> [OBJECTIVE]: Return the number of lines holding "make", with nothing added.

> [STORED RECORDS]:

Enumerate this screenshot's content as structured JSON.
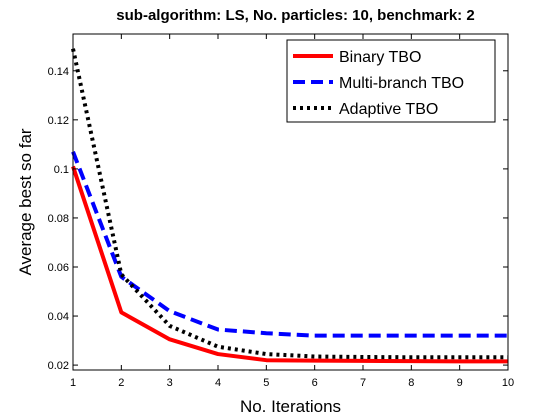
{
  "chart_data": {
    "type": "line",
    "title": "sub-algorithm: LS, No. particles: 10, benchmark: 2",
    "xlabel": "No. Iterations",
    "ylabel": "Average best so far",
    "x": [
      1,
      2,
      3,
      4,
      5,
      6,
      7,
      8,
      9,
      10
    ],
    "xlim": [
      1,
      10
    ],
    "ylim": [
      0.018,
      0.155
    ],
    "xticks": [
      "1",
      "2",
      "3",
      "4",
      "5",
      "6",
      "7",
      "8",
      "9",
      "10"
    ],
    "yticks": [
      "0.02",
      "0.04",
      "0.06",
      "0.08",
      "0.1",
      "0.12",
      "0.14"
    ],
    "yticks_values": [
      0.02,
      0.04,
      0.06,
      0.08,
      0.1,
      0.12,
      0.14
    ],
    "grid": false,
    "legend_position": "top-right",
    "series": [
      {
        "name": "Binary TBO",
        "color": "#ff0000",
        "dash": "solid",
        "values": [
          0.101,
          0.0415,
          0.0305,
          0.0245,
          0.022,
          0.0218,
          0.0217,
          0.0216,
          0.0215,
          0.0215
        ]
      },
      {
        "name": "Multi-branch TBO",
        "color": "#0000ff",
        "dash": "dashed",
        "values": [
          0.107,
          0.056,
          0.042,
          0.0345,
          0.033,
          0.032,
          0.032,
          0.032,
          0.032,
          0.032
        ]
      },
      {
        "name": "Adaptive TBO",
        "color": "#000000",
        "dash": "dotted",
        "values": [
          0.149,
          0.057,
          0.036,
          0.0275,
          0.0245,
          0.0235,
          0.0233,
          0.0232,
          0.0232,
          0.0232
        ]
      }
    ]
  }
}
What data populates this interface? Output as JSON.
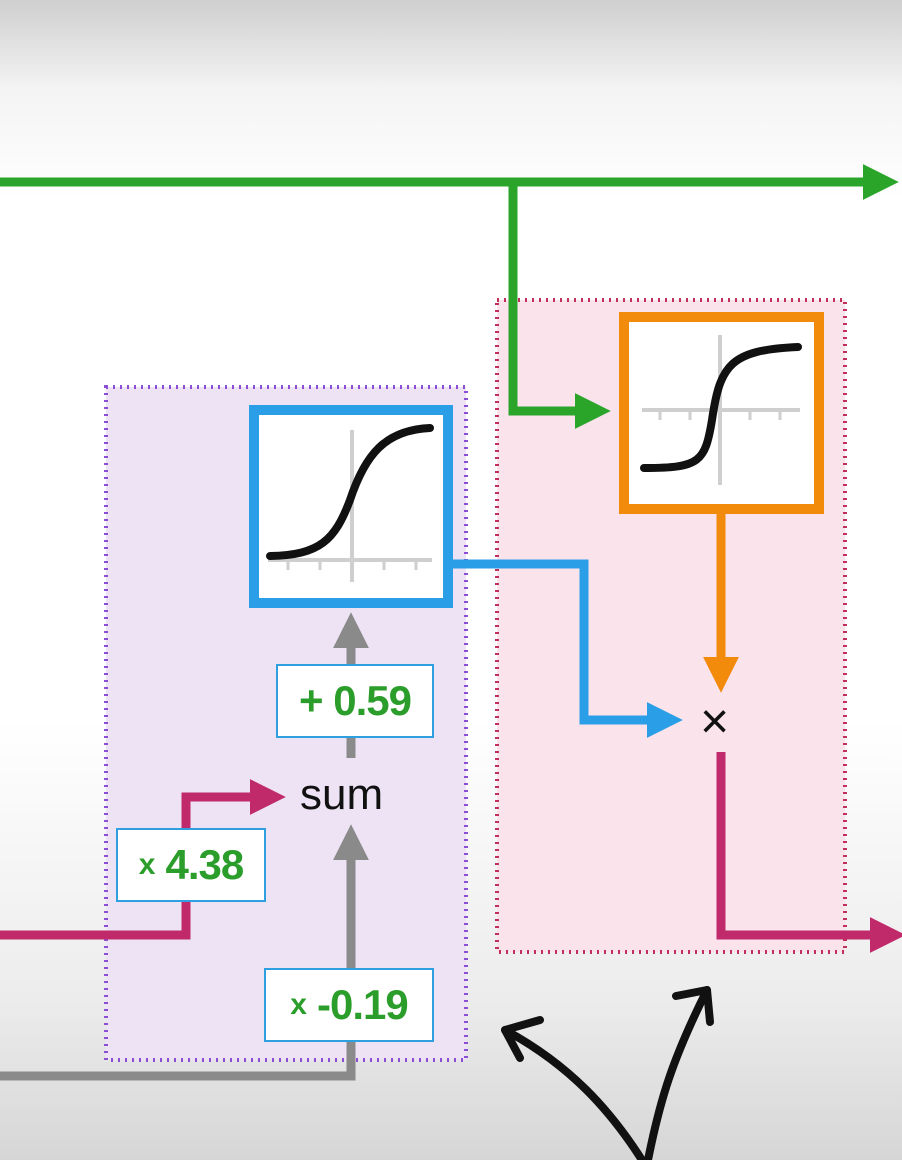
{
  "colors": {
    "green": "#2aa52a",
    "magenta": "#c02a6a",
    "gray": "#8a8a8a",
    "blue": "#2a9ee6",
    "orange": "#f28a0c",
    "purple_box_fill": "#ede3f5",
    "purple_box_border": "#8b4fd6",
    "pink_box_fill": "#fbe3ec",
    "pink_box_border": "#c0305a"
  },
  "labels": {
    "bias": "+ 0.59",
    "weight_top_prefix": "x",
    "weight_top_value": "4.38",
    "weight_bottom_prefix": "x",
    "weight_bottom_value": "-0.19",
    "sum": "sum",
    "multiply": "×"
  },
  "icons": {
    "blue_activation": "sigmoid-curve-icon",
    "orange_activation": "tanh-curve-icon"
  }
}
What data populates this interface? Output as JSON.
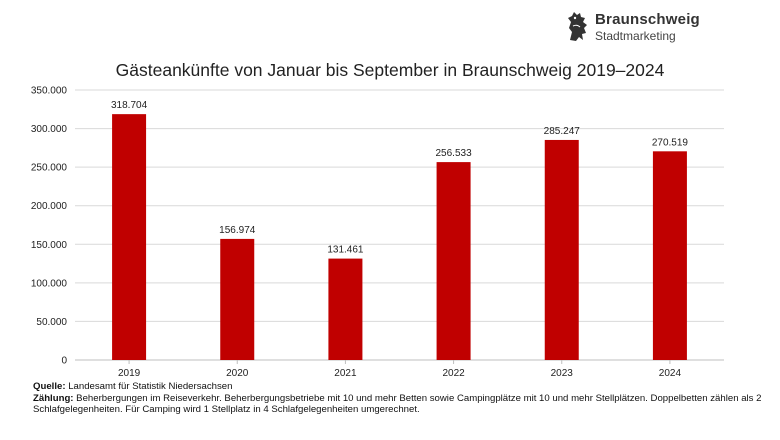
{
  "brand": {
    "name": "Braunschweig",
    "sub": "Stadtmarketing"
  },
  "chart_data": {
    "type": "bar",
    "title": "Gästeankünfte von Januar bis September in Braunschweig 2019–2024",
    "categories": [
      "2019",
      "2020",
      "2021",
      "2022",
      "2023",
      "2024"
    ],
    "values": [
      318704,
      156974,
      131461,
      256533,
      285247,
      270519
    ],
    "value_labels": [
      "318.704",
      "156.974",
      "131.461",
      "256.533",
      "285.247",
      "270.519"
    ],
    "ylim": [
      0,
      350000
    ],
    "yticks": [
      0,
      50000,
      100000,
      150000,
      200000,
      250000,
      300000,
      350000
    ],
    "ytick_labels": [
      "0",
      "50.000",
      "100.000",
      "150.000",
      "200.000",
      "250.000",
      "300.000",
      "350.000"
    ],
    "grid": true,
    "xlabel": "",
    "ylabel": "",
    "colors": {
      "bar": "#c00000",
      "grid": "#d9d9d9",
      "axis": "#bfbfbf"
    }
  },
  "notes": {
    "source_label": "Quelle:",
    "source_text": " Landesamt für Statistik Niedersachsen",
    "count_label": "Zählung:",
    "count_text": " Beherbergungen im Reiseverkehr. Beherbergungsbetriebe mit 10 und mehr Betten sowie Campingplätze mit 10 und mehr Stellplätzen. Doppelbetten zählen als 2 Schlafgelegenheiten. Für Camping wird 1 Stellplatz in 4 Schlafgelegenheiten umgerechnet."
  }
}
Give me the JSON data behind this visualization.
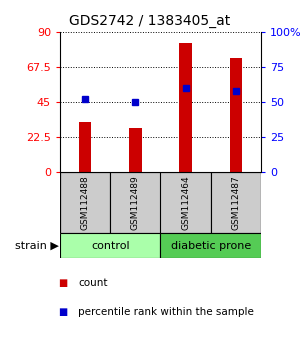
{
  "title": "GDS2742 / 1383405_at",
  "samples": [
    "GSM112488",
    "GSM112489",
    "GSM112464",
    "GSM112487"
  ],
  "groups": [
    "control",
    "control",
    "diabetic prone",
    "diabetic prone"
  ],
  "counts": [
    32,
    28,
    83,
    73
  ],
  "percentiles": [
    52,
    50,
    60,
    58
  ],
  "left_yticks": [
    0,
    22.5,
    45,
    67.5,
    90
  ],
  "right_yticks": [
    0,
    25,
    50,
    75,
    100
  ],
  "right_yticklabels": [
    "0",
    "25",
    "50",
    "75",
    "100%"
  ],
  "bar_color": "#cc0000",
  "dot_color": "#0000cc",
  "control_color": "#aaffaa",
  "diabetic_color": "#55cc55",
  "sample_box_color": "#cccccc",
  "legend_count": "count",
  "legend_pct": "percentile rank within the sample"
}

...

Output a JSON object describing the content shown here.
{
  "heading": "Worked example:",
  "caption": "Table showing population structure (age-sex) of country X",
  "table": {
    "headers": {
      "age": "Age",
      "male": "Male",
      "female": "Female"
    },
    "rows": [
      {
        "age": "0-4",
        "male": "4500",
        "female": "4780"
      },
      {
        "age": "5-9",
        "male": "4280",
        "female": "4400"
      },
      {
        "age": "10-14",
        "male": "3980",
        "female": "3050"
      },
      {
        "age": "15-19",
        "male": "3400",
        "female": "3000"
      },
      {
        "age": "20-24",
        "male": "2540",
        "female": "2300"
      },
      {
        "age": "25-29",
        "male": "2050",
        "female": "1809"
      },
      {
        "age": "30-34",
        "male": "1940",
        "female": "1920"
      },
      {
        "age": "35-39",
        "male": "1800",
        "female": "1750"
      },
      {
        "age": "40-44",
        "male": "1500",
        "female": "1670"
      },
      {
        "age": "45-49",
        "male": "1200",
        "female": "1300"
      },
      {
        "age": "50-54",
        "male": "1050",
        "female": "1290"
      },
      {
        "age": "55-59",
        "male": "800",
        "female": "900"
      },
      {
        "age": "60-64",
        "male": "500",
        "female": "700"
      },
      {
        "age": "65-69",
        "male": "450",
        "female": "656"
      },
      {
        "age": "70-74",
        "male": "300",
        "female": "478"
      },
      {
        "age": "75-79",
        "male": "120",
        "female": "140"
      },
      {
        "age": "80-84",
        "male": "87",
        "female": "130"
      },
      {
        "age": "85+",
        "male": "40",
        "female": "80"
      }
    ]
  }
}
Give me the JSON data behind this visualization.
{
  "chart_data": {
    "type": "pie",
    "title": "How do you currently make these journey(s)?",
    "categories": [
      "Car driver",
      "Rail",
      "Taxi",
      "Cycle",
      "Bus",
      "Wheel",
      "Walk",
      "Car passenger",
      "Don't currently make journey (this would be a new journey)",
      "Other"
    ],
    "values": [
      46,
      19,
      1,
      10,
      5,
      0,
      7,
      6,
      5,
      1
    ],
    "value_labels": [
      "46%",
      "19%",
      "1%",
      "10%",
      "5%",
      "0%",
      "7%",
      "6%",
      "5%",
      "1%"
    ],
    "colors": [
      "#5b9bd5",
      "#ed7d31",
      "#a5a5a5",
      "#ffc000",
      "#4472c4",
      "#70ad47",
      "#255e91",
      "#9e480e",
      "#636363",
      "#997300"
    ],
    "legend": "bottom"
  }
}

> [WRITTEN RESPONSE]: 2